**Do this:**
Write the material out again in full, exactly.

**Provided records:**
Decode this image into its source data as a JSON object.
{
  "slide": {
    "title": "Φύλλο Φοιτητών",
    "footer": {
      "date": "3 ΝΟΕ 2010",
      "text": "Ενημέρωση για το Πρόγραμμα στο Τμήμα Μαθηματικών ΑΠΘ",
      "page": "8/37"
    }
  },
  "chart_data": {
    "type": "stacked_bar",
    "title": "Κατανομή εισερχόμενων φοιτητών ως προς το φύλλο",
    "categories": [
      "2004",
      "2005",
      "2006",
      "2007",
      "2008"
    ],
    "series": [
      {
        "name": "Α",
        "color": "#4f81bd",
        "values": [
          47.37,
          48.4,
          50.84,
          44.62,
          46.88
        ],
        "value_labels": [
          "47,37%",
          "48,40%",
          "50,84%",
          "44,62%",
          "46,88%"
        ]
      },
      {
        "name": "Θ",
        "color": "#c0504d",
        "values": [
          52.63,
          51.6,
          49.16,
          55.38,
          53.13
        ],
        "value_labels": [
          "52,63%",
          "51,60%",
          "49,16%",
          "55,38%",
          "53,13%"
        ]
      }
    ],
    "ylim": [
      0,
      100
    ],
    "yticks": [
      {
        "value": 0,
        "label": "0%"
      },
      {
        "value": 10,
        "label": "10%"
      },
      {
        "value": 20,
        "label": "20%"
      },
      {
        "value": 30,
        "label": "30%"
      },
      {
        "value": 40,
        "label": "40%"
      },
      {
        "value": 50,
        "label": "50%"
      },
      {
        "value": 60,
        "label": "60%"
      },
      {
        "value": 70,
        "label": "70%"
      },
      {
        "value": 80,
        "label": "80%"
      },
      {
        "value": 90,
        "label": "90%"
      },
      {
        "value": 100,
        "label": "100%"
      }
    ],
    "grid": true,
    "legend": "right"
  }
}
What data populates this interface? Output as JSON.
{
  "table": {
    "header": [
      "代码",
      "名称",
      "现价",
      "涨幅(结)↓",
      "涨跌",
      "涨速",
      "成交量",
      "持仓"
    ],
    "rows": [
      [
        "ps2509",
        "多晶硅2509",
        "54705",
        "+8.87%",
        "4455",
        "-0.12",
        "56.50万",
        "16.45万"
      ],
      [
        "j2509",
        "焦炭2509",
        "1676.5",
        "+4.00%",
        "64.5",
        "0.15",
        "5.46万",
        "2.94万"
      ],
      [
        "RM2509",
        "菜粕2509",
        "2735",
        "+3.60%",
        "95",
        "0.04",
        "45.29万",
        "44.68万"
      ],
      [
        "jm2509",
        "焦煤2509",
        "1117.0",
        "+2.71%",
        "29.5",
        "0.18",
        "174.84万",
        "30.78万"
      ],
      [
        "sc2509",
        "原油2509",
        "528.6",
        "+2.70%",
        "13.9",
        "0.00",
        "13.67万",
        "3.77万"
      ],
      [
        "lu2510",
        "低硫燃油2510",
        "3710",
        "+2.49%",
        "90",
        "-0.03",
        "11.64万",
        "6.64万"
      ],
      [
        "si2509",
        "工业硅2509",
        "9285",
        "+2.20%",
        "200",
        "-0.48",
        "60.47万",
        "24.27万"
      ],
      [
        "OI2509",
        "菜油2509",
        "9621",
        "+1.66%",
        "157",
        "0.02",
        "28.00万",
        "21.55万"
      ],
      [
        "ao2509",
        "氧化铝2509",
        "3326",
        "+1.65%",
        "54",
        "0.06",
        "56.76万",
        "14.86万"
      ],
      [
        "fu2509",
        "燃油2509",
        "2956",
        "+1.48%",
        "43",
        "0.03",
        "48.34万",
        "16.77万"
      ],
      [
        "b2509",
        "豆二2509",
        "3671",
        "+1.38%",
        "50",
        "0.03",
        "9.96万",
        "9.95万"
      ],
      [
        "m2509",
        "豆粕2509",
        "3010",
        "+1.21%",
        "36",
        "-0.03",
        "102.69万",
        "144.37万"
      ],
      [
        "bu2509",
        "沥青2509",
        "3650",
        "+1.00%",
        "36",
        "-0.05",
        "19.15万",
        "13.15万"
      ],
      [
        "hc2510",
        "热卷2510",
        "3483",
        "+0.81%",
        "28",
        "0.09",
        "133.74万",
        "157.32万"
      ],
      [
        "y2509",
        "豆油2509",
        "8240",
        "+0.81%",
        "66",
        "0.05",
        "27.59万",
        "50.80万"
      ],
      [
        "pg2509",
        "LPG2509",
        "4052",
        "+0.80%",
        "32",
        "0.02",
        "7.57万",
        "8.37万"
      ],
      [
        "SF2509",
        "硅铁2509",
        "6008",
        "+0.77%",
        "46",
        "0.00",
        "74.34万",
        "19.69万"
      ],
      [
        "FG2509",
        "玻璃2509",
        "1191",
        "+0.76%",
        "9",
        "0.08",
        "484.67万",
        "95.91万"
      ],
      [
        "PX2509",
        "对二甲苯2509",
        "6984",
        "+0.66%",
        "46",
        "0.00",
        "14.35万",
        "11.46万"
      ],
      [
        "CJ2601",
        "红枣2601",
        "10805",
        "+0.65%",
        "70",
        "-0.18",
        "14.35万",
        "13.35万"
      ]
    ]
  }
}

**Response to this exercise:**
Decode this image into its source data as a JSON object.
{
  "slide": {
    "title": "Φύλλο Φοιτητών",
    "footer": {
      "date": "3 ΝΟΕ 2010",
      "text": "Ενημέρωση για το Πρόγραμμα στο Τμήμα Μαθηματικών ΑΠΘ",
      "page": "8/37"
    }
  },
  "chart_data": {
    "type": "stacked_bar",
    "title": "Κατανομή εισερχόμενων φοιτητών ως προς το φύλλο",
    "categories": [
      "2004",
      "2005",
      "2006",
      "2007",
      "2008"
    ],
    "series": [
      {
        "name": "Α",
        "color": "#4f81bd",
        "values": [
          47.37,
          48.4,
          50.84,
          44.62,
          46.88
        ],
        "value_labels": [
          "47,37%",
          "48,40%",
          "50,84%",
          "44,62%",
          "46,88%"
        ]
      },
      {
        "name": "Θ",
        "color": "#c0504d",
        "values": [
          52.63,
          51.6,
          49.16,
          55.38,
          53.13
        ],
        "value_labels": [
          "52,63%",
          "51,60%",
          "49,16%",
          "55,38%",
          "53,13%"
        ]
      }
    ],
    "ylim": [
      0,
      100
    ],
    "yticks": [
      {
        "value": 0,
        "label": "0%"
      },
      {
        "value": 10,
        "label": "10%"
      },
      {
        "value": 20,
        "label": "20%"
      },
      {
        "value": 30,
        "label": "30%"
      },
      {
        "value": 40,
        "label": "40%"
      },
      {
        "value": 50,
        "label": "50%"
      },
      {
        "value": 60,
        "label": "60%"
      },
      {
        "value": 70,
        "label": "70%"
      },
      {
        "value": 80,
        "label": "80%"
      },
      {
        "value": 90,
        "label": "90%"
      },
      {
        "value": 100,
        "label": "100%"
      }
    ],
    "grid": true,
    "legend": "right"
  }
}
What data populates this interface? Output as JSON.
{
  "table": {
    "header": [
      "代码",
      "名称",
      "现价",
      "涨幅(结)↓",
      "涨跌",
      "涨速",
      "成交量",
      "持仓"
    ],
    "rows": [
      [
        "ps2509",
        "多晶硅2509",
        "54705",
        "+8.87%",
        "4455",
        "-0.12",
        "56.50万",
        "16.45万"
      ],
      [
        "j2509",
        "焦炭2509",
        "1676.5",
        "+4.00%",
        "64.5",
        "0.15",
        "5.46万",
        "2.94万"
      ],
      [
        "RM2509",
        "菜粕2509",
        "2735",
        "+3.60%",
        "95",
        "0.04",
        "45.29万",
        "44.68万"
      ],
      [
        "jm2509",
        "焦煤2509",
        "1117.0",
        "+2.71%",
        "29.5",
        "0.18",
        "174.84万",
        "30.78万"
      ],
      [
        "sc2509",
        "原油2509",
        "528.6",
        "+2.70%",
        "13.9",
        "0.00",
        "13.67万",
        "3.77万"
      ],
      [
        "lu2510",
        "低硫燃油2510",
        "3710",
        "+2.49%",
        "90",
        "-0.03",
        "11.64万",
        "6.64万"
      ],
      [
        "si2509",
        "工业硅2509",
        "9285",
        "+2.20%",
        "200",
        "-0.48",
        "60.47万",
        "24.27万"
      ],
      [
        "OI2509",
        "菜油2509",
        "9621",
        "+1.66%",
        "157",
        "0.02",
        "28.00万",
        "21.55万"
      ],
      [
        "ao2509",
        "氧化铝2509",
        "3326",
        "+1.65%",
        "54",
        "0.06",
        "56.76万",
        "14.86万"
      ],
      [
        "fu2509",
        "燃油2509",
        "2956",
        "+1.48%",
        "43",
        "0.03",
        "48.34万",
        "16.77万"
      ],
      [
        "b2509",
        "豆二2509",
        "3671",
        "+1.38%",
        "50",
        "0.03",
        "9.96万",
        "9.95万"
      ],
      [
        "m2509",
        "豆粕2509",
        "3010",
        "+1.21%",
        "36",
        "-0.03",
        "102.69万",
        "144.37万"
      ],
      [
        "bu2509",
        "沥青2509",
        "3650",
        "+1.00%",
        "36",
        "-0.05",
        "19.15万",
        "13.15万"
      ],
      [
        "hc2510",
        "热卷2510",
        "3483",
        "+0.81%",
        "28",
        "0.09",
        "133.74万",
        "157.32万"
      ],
      [
        "y2509",
        "豆油2509",
        "8240",
        "+0.81%",
        "66",
        "0.05",
        "27.59万",
        "50.80万"
      ],
      [
        "pg2509",
        "LPG2509",
        "4052",
        "+0.80%",
        "32",
        "0.02",
        "7.57万",
        "8.37万"
      ],
      [
        "SF2509",
        "硅铁2509",
        "6008",
        "+0.77%",
        "46",
        "0.00",
        "74.34万",
        "19.69万"
      ],
      [
        "FG2509",
        "玻璃2509",
        "1191",
        "+0.76%",
        "9",
        "0.08",
        "484.67万",
        "95.91万"
      ],
      [
        "PX2509",
        "对二甲苯2509",
        "6984",
        "+0.66%",
        "46",
        "0.00",
        "14.35万",
        "11.46万"
      ],
      [
        "CJ2601",
        "红枣2601",
        "10805",
        "+0.65%",
        "70",
        "-0.18",
        "14.35万",
        "13.35万"
      ]
    ]
  }
}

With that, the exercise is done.